§ Exercise details
The entries below should be given again exactly, minus their pictures.
——
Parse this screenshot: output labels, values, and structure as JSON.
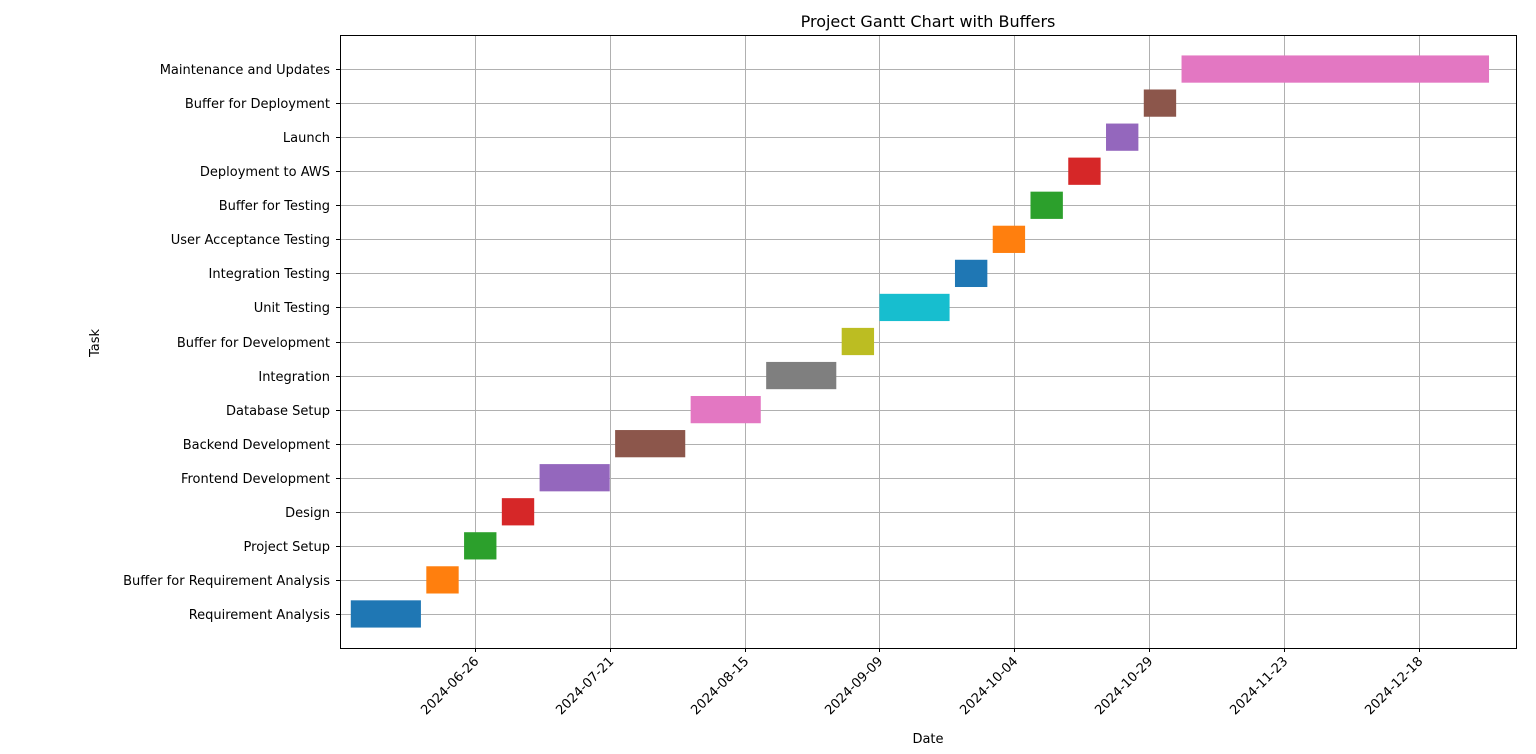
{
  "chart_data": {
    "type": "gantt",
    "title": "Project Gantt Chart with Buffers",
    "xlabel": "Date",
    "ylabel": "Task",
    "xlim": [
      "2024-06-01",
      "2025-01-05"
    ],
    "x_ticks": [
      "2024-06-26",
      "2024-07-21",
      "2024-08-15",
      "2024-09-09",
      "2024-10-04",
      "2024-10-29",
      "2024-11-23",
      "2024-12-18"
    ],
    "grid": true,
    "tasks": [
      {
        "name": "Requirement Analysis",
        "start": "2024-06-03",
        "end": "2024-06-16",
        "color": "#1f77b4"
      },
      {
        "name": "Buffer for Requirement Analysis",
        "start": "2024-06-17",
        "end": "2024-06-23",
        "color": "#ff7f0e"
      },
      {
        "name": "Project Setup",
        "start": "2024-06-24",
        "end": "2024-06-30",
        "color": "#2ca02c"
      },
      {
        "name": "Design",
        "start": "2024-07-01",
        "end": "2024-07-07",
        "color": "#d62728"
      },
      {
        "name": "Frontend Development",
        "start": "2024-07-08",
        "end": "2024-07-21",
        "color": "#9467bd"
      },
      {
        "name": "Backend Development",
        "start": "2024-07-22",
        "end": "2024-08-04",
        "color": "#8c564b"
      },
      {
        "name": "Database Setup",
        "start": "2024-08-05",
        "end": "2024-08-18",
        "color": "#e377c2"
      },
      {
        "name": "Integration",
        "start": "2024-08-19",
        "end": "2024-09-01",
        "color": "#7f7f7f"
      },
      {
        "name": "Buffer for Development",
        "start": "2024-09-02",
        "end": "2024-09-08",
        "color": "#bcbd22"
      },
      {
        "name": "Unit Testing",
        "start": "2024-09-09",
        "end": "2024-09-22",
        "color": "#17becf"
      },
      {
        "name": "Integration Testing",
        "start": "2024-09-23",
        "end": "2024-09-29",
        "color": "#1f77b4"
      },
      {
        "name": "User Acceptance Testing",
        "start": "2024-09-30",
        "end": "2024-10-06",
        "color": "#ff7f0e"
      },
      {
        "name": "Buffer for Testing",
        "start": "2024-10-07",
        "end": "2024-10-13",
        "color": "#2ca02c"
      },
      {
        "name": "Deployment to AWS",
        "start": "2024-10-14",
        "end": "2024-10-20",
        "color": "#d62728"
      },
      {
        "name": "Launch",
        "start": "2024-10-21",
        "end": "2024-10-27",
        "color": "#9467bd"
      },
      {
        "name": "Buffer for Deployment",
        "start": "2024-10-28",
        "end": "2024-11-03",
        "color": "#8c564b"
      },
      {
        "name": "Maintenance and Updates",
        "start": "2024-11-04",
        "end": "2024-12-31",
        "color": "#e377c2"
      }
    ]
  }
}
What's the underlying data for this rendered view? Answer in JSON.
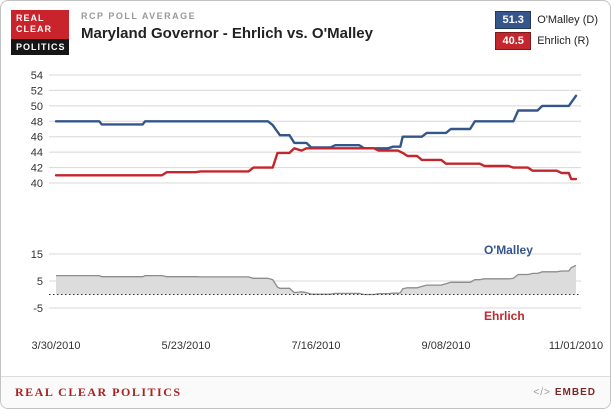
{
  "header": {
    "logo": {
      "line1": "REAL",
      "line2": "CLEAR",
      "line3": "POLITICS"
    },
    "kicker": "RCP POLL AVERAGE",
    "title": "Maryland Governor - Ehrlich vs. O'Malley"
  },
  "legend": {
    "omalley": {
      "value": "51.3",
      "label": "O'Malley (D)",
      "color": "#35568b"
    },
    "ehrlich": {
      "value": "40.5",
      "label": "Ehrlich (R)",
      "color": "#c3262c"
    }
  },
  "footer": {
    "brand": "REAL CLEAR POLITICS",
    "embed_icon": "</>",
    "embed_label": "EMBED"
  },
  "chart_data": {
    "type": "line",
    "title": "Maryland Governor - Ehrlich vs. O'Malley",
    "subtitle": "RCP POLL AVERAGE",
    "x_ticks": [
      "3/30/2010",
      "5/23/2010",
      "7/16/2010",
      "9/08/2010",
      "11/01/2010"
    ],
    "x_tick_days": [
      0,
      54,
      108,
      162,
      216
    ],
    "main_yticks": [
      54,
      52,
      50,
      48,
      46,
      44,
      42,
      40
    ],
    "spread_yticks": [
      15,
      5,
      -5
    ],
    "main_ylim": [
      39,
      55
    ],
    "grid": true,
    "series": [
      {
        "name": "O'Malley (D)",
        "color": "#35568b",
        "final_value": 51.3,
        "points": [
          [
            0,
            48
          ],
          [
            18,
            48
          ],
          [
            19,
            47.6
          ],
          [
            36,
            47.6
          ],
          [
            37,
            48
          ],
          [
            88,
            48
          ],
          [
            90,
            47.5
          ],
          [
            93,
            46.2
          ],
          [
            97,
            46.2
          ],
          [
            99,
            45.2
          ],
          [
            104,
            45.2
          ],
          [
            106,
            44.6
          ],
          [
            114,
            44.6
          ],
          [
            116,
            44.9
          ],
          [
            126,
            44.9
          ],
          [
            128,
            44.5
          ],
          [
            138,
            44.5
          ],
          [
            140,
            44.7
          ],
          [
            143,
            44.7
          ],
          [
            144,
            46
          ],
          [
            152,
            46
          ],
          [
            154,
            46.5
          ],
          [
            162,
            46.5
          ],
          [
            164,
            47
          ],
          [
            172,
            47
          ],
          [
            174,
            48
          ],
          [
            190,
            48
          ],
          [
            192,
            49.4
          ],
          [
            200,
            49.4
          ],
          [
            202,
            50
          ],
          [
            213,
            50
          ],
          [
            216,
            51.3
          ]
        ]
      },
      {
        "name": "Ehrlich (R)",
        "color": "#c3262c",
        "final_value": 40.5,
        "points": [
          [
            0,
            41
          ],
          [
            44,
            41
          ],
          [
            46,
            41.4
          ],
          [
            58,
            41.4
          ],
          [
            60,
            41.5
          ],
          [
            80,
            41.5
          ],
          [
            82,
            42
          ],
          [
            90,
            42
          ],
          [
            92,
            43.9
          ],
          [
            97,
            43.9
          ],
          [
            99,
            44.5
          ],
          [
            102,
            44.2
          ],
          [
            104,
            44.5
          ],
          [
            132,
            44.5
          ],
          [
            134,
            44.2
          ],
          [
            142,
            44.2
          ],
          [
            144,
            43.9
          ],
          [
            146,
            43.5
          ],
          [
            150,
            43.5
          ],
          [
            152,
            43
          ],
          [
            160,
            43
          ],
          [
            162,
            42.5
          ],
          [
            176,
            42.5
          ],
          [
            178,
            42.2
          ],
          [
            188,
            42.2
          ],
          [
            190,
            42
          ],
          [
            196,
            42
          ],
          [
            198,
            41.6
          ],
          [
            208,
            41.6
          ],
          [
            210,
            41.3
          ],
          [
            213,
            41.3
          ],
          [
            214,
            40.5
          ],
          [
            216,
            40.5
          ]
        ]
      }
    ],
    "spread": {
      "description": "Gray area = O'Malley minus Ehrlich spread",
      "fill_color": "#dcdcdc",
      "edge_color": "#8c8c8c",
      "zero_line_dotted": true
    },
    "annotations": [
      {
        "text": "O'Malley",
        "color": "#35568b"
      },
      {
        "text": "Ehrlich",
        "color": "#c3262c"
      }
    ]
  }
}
——
§ The answer
Parse this screenshot: output labels, values, and structure as JSON.
{
  "chart_data": {
    "type": "gantt",
    "title": "Project Gantt Chart with Buffers",
    "xlabel": "Date",
    "ylabel": "Task",
    "xlim": [
      "2024-06-01",
      "2025-01-05"
    ],
    "x_ticks": [
      "2024-06-26",
      "2024-07-21",
      "2024-08-15",
      "2024-09-09",
      "2024-10-04",
      "2024-10-29",
      "2024-11-23",
      "2024-12-18"
    ],
    "grid": true,
    "tasks": [
      {
        "name": "Requirement Analysis",
        "start": "2024-06-03",
        "end": "2024-06-16",
        "color": "#1f77b4"
      },
      {
        "name": "Buffer for Requirement Analysis",
        "start": "2024-06-17",
        "end": "2024-06-23",
        "color": "#ff7f0e"
      },
      {
        "name": "Project Setup",
        "start": "2024-06-24",
        "end": "2024-06-30",
        "color": "#2ca02c"
      },
      {
        "name": "Design",
        "start": "2024-07-01",
        "end": "2024-07-07",
        "color": "#d62728"
      },
      {
        "name": "Frontend Development",
        "start": "2024-07-08",
        "end": "2024-07-21",
        "color": "#9467bd"
      },
      {
        "name": "Backend Development",
        "start": "2024-07-22",
        "end": "2024-08-04",
        "color": "#8c564b"
      },
      {
        "name": "Database Setup",
        "start": "2024-08-05",
        "end": "2024-08-18",
        "color": "#e377c2"
      },
      {
        "name": "Integration",
        "start": "2024-08-19",
        "end": "2024-09-01",
        "color": "#7f7f7f"
      },
      {
        "name": "Buffer for Development",
        "start": "2024-09-02",
        "end": "2024-09-08",
        "color": "#bcbd22"
      },
      {
        "name": "Unit Testing",
        "start": "2024-09-09",
        "end": "2024-09-22",
        "color": "#17becf"
      },
      {
        "name": "Integration Testing",
        "start": "2024-09-23",
        "end": "2024-09-29",
        "color": "#1f77b4"
      },
      {
        "name": "User Acceptance Testing",
        "start": "2024-09-30",
        "end": "2024-10-06",
        "color": "#ff7f0e"
      },
      {
        "name": "Buffer for Testing",
        "start": "2024-10-07",
        "end": "2024-10-13",
        "color": "#2ca02c"
      },
      {
        "name": "Deployment to AWS",
        "start": "2024-10-14",
        "end": "2024-10-20",
        "color": "#d62728"
      },
      {
        "name": "Launch",
        "start": "2024-10-21",
        "end": "2024-10-27",
        "color": "#9467bd"
      },
      {
        "name": "Buffer for Deployment",
        "start": "2024-10-28",
        "end": "2024-11-03",
        "color": "#8c564b"
      },
      {
        "name": "Maintenance and Updates",
        "start": "2024-11-04",
        "end": "2024-12-31",
        "color": "#e377c2"
      }
    ]
  }
}
What's the underlying data for this rendered view? Answer in JSON.
{
  "header": {
    "logo": {
      "line1": "REAL",
      "line2": "CLEAR",
      "line3": "POLITICS"
    },
    "kicker": "RCP POLL AVERAGE",
    "title": "Maryland Governor - Ehrlich vs. O'Malley"
  },
  "legend": {
    "omalley": {
      "value": "51.3",
      "label": "O'Malley (D)",
      "color": "#35568b"
    },
    "ehrlich": {
      "value": "40.5",
      "label": "Ehrlich (R)",
      "color": "#c3262c"
    }
  },
  "footer": {
    "brand": "REAL CLEAR POLITICS",
    "embed_icon": "</>",
    "embed_label": "EMBED"
  },
  "chart_data": {
    "type": "line",
    "title": "Maryland Governor - Ehrlich vs. O'Malley",
    "subtitle": "RCP POLL AVERAGE",
    "x_ticks": [
      "3/30/2010",
      "5/23/2010",
      "7/16/2010",
      "9/08/2010",
      "11/01/2010"
    ],
    "x_tick_days": [
      0,
      54,
      108,
      162,
      216
    ],
    "main_yticks": [
      54,
      52,
      50,
      48,
      46,
      44,
      42,
      40
    ],
    "spread_yticks": [
      15,
      5,
      -5
    ],
    "main_ylim": [
      39,
      55
    ],
    "grid": true,
    "series": [
      {
        "name": "O'Malley (D)",
        "color": "#35568b",
        "final_value": 51.3,
        "points": [
          [
            0,
            48
          ],
          [
            18,
            48
          ],
          [
            19,
            47.6
          ],
          [
            36,
            47.6
          ],
          [
            37,
            48
          ],
          [
            88,
            48
          ],
          [
            90,
            47.5
          ],
          [
            93,
            46.2
          ],
          [
            97,
            46.2
          ],
          [
            99,
            45.2
          ],
          [
            104,
            45.2
          ],
          [
            106,
            44.6
          ],
          [
            114,
            44.6
          ],
          [
            116,
            44.9
          ],
          [
            126,
            44.9
          ],
          [
            128,
            44.5
          ],
          [
            138,
            44.5
          ],
          [
            140,
            44.7
          ],
          [
            143,
            44.7
          ],
          [
            144,
            46
          ],
          [
            152,
            46
          ],
          [
            154,
            46.5
          ],
          [
            162,
            46.5
          ],
          [
            164,
            47
          ],
          [
            172,
            47
          ],
          [
            174,
            48
          ],
          [
            190,
            48
          ],
          [
            192,
            49.4
          ],
          [
            200,
            49.4
          ],
          [
            202,
            50
          ],
          [
            213,
            50
          ],
          [
            216,
            51.3
          ]
        ]
      },
      {
        "name": "Ehrlich (R)",
        "color": "#c3262c",
        "final_value": 40.5,
        "points": [
          [
            0,
            41
          ],
          [
            44,
            41
          ],
          [
            46,
            41.4
          ],
          [
            58,
            41.4
          ],
          [
            60,
            41.5
          ],
          [
            80,
            41.5
          ],
          [
            82,
            42
          ],
          [
            90,
            42
          ],
          [
            92,
            43.9
          ],
          [
            97,
            43.9
          ],
          [
            99,
            44.5
          ],
          [
            102,
            44.2
          ],
          [
            104,
            44.5
          ],
          [
            132,
            44.5
          ],
          [
            134,
            44.2
          ],
          [
            142,
            44.2
          ],
          [
            144,
            43.9
          ],
          [
            146,
            43.5
          ],
          [
            150,
            43.5
          ],
          [
            152,
            43
          ],
          [
            160,
            43
          ],
          [
            162,
            42.5
          ],
          [
            176,
            42.5
          ],
          [
            178,
            42.2
          ],
          [
            188,
            42.2
          ],
          [
            190,
            42
          ],
          [
            196,
            42
          ],
          [
            198,
            41.6
          ],
          [
            208,
            41.6
          ],
          [
            210,
            41.3
          ],
          [
            213,
            41.3
          ],
          [
            214,
            40.5
          ],
          [
            216,
            40.5
          ]
        ]
      }
    ],
    "spread": {
      "description": "Gray area = O'Malley minus Ehrlich spread",
      "fill_color": "#dcdcdc",
      "edge_color": "#8c8c8c",
      "zero_line_dotted": true
    },
    "annotations": [
      {
        "text": "O'Malley",
        "color": "#35568b"
      },
      {
        "text": "Ehrlich",
        "color": "#c3262c"
      }
    ]
  }
}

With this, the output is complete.